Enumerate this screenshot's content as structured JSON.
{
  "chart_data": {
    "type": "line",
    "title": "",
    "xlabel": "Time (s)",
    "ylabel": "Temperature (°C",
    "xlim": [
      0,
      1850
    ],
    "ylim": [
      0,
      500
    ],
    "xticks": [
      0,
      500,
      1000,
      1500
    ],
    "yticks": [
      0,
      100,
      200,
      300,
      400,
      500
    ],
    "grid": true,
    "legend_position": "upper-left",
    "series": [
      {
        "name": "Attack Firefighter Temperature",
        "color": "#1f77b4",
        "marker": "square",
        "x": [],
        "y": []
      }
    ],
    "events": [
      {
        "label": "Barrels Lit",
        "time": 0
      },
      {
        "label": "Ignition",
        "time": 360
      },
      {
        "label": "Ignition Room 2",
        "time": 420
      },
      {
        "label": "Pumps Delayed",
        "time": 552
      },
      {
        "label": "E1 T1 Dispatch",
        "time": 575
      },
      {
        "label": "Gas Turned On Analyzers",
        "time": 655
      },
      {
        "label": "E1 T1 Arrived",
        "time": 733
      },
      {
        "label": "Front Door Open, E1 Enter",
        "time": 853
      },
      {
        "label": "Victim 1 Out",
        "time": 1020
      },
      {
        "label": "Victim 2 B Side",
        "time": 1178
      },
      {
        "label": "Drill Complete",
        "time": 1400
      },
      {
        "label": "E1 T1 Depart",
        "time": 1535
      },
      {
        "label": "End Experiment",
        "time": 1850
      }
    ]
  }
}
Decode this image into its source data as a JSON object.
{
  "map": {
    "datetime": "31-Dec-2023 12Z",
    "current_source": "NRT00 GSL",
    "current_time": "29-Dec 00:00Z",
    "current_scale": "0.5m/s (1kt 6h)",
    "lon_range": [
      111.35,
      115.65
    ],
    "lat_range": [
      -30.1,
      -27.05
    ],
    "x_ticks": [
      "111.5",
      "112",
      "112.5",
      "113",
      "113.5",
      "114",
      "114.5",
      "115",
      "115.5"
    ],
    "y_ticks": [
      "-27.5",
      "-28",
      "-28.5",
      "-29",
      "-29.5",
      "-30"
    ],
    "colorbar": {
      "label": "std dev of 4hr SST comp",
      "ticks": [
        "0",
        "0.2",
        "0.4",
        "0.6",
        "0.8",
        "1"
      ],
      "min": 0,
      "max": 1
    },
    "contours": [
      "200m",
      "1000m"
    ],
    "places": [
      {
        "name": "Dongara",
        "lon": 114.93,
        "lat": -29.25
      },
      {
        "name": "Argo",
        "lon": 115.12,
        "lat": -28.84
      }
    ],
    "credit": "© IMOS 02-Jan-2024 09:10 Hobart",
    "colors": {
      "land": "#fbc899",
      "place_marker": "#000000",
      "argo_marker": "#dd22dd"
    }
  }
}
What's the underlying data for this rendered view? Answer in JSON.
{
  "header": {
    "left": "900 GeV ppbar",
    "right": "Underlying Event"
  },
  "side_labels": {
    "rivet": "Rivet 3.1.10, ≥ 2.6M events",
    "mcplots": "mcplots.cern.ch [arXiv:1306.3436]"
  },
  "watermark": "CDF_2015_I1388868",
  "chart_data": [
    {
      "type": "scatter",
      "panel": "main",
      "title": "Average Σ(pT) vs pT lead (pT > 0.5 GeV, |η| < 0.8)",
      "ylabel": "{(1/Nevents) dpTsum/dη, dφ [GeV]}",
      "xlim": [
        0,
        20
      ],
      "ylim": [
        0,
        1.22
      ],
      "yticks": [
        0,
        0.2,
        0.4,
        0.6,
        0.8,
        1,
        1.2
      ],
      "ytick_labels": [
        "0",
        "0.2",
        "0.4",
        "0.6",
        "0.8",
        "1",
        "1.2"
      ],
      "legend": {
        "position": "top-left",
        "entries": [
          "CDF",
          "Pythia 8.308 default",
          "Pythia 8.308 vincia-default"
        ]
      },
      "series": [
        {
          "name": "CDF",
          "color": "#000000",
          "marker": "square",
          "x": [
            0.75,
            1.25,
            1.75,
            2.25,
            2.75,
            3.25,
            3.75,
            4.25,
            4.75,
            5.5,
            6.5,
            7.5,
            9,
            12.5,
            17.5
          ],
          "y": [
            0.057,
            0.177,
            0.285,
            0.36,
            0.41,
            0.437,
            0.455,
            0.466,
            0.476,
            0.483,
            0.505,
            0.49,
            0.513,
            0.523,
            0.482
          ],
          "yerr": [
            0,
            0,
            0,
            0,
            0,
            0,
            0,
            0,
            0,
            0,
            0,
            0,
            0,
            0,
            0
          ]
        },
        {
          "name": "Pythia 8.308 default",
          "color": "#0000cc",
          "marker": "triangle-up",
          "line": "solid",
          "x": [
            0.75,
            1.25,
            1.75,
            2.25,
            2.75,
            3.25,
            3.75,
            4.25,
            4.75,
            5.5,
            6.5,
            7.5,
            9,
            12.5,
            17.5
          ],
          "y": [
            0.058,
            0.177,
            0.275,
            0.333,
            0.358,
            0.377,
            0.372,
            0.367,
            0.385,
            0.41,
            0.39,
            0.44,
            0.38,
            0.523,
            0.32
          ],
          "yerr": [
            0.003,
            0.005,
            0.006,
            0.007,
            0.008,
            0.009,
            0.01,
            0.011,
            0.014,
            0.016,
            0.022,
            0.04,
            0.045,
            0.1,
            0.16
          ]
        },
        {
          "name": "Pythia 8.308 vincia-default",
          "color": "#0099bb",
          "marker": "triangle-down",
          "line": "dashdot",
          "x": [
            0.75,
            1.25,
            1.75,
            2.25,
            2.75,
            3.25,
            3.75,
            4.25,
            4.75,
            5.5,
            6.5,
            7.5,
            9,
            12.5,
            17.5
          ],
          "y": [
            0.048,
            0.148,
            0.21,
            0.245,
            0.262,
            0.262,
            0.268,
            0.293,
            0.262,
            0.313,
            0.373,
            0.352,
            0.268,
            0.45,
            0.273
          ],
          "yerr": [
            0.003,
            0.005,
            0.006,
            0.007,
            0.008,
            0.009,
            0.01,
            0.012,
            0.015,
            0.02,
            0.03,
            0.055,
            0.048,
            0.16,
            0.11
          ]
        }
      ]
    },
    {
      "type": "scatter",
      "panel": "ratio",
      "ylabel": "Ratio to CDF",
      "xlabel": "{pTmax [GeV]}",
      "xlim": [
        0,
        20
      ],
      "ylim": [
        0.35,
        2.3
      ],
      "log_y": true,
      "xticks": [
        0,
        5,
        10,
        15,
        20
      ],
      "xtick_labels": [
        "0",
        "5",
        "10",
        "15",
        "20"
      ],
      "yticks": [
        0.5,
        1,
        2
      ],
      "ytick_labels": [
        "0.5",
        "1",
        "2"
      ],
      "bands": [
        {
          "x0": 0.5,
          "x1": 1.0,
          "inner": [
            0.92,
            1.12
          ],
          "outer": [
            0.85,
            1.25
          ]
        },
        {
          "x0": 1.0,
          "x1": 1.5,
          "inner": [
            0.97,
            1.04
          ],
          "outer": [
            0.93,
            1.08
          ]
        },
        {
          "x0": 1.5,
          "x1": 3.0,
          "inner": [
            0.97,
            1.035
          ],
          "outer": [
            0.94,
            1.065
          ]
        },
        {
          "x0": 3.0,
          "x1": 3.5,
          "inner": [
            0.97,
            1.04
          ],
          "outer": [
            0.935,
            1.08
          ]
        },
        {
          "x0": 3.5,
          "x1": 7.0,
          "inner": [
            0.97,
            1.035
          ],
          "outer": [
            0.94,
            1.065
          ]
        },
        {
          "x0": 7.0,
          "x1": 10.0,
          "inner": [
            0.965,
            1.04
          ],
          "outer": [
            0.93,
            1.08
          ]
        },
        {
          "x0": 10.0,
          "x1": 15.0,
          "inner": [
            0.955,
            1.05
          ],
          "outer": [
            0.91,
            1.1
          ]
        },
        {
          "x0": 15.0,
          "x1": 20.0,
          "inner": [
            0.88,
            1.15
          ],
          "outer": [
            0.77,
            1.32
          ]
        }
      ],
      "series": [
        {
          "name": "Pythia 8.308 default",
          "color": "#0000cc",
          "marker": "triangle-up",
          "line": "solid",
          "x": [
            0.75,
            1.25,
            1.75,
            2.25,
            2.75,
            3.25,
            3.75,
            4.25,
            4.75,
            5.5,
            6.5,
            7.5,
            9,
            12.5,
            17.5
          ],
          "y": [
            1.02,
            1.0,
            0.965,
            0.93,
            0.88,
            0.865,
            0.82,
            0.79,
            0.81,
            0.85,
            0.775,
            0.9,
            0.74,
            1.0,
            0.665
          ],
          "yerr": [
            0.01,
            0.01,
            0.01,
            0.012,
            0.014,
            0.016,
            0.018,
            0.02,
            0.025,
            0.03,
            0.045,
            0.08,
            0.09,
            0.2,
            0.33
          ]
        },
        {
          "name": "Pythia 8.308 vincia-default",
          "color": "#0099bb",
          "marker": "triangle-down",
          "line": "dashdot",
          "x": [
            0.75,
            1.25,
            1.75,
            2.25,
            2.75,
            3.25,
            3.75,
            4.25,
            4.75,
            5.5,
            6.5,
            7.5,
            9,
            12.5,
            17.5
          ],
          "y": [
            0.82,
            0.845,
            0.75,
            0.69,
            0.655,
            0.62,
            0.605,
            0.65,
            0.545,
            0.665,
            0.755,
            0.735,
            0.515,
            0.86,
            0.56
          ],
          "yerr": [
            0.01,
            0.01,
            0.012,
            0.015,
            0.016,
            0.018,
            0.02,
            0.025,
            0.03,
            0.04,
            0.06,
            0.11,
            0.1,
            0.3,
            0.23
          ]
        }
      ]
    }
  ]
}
+-------+
DO THIS |
Show the lines where the word "title" appears in the entries.

SOLUTION |
    "title": "",
      "title": "Average Σ(pT) vs pT lead (pT > 0.5 GeV, |η| < 0.8)",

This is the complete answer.